Prompt. Lines containing the word "this" should be extracted in full.

[Stored entries]
○ ○ ○

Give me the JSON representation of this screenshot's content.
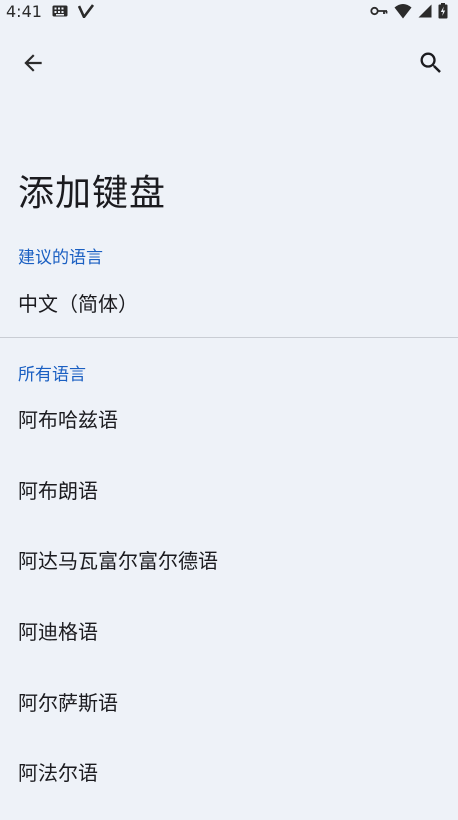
{
  "status_bar": {
    "time": "4:41",
    "icons": [
      "keyboard-icon",
      "v-icon",
      "key-icon",
      "wifi-icon",
      "signal-icon",
      "battery-icon"
    ]
  },
  "app_bar": {
    "back_icon": "arrow-back-icon",
    "search_icon": "search-icon"
  },
  "page": {
    "title": "添加键盘"
  },
  "suggested": {
    "header": "建议的语言",
    "items": [
      {
        "label": "中文（简体）"
      }
    ]
  },
  "all_languages": {
    "header": "所有语言",
    "items": [
      {
        "label": "阿布哈兹语"
      },
      {
        "label": "阿布朗语"
      },
      {
        "label": "阿达马瓦富尔富尔德语"
      },
      {
        "label": "阿迪格语"
      },
      {
        "label": "阿尔萨斯语"
      },
      {
        "label": "阿法尔语"
      }
    ]
  },
  "colors": {
    "background": "#eef2f8",
    "accent": "#1a5fc2",
    "text": "#1b1b1f"
  }
}
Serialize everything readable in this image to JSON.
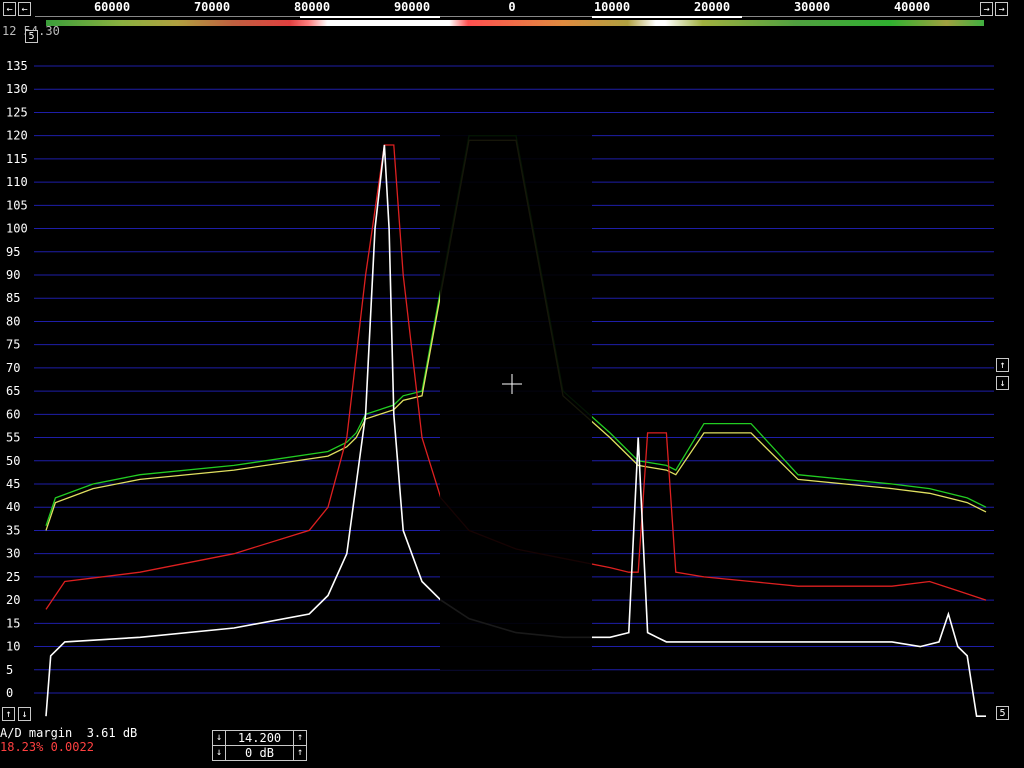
{
  "top_axis": {
    "ticks": [
      "60000",
      "70000",
      "80000",
      "90000",
      "0",
      "10000",
      "20000",
      "30000",
      "40000"
    ],
    "buttons": {
      "left_arrow": "←",
      "right_arrow": "→"
    }
  },
  "header_text": "12 54.30",
  "header_box": "5",
  "chart_data": {
    "type": "line",
    "ylim": [
      -5,
      140
    ],
    "y_ticks": [
      135,
      130,
      125,
      120,
      115,
      110,
      105,
      100,
      95,
      90,
      85,
      80,
      75,
      70,
      65,
      60,
      55,
      50,
      45,
      40,
      35,
      30,
      25,
      20,
      15,
      10,
      5,
      0
    ],
    "x_relative_range": [
      0,
      1
    ],
    "series": [
      {
        "color": "#22cc22",
        "x": [
          0.0,
          0.01,
          0.05,
          0.1,
          0.2,
          0.3,
          0.32,
          0.33,
          0.34,
          0.37,
          0.38,
          0.4,
          0.45,
          0.5,
          0.55,
          0.6,
          0.62,
          0.63,
          0.66,
          0.67,
          0.7,
          0.75,
          0.8,
          0.85,
          0.9,
          0.94,
          0.96,
          0.98,
          1.0
        ],
        "y": [
          36,
          42,
          45,
          47,
          49,
          52,
          54,
          56,
          60,
          62,
          64,
          65,
          120,
          120,
          65,
          56,
          52,
          50,
          49,
          48,
          58,
          58,
          47,
          46,
          45,
          44,
          43,
          42,
          40
        ]
      },
      {
        "color": "#e0e060",
        "x": [
          0.0,
          0.01,
          0.05,
          0.1,
          0.2,
          0.3,
          0.32,
          0.33,
          0.34,
          0.37,
          0.38,
          0.4,
          0.45,
          0.5,
          0.55,
          0.6,
          0.62,
          0.63,
          0.66,
          0.67,
          0.7,
          0.75,
          0.8,
          0.85,
          0.9,
          0.94,
          0.96,
          0.98,
          1.0
        ],
        "y": [
          35,
          41,
          44,
          46,
          48,
          51,
          53,
          55,
          59,
          61,
          63,
          64,
          119,
          119,
          64,
          55,
          51,
          49,
          48,
          47,
          56,
          56,
          46,
          45,
          44,
          43,
          42,
          41,
          39
        ]
      },
      {
        "color": "#dd2020",
        "x": [
          0.0,
          0.02,
          0.1,
          0.2,
          0.28,
          0.3,
          0.32,
          0.34,
          0.36,
          0.37,
          0.38,
          0.4,
          0.42,
          0.45,
          0.5,
          0.55,
          0.6,
          0.62,
          0.63,
          0.64,
          0.66,
          0.67,
          0.7,
          0.75,
          0.8,
          0.85,
          0.9,
          0.94,
          0.97,
          1.0
        ],
        "y": [
          18,
          24,
          26,
          30,
          35,
          40,
          55,
          90,
          118,
          118,
          90,
          55,
          42,
          35,
          31,
          29,
          27,
          26,
          26,
          56,
          56,
          26,
          25,
          24,
          23,
          23,
          23,
          24,
          22,
          20
        ]
      },
      {
        "color": "#ffffff",
        "x": [
          0.0,
          0.005,
          0.02,
          0.1,
          0.2,
          0.28,
          0.3,
          0.32,
          0.34,
          0.35,
          0.36,
          0.365,
          0.37,
          0.38,
          0.4,
          0.42,
          0.45,
          0.5,
          0.55,
          0.6,
          0.62,
          0.63,
          0.64,
          0.65,
          0.66,
          0.7,
          0.8,
          0.9,
          0.93,
          0.95,
          0.96,
          0.97,
          0.98,
          0.99,
          1.0
        ],
        "y": [
          -5,
          8,
          11,
          12,
          14,
          17,
          21,
          30,
          60,
          100,
          118,
          100,
          60,
          35,
          24,
          20,
          16,
          13,
          12,
          12,
          13,
          55,
          13,
          12,
          11,
          11,
          11,
          11,
          10,
          11,
          17,
          10,
          8,
          -5,
          -5
        ]
      }
    ]
  },
  "cursor_symbol": "+",
  "right_buttons": {
    "up": "↑",
    "down": "↓",
    "five": "5"
  },
  "left_bottom_buttons": {
    "up": "↑",
    "down": "↓"
  },
  "status": {
    "ad_label": "A/D margin",
    "ad_value": "3.61 dB",
    "pct_text": "18.23% 0.0022"
  },
  "controls": [
    {
      "up": "↑",
      "down": "↓",
      "value": "14.200"
    },
    {
      "up": "↑",
      "down": "↓",
      "value": "0 dB"
    }
  ]
}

○ ○ ○

Worked solution.
Give me the JSON representation of this screenshot's content.
Serialize everything readable in this image to JSON.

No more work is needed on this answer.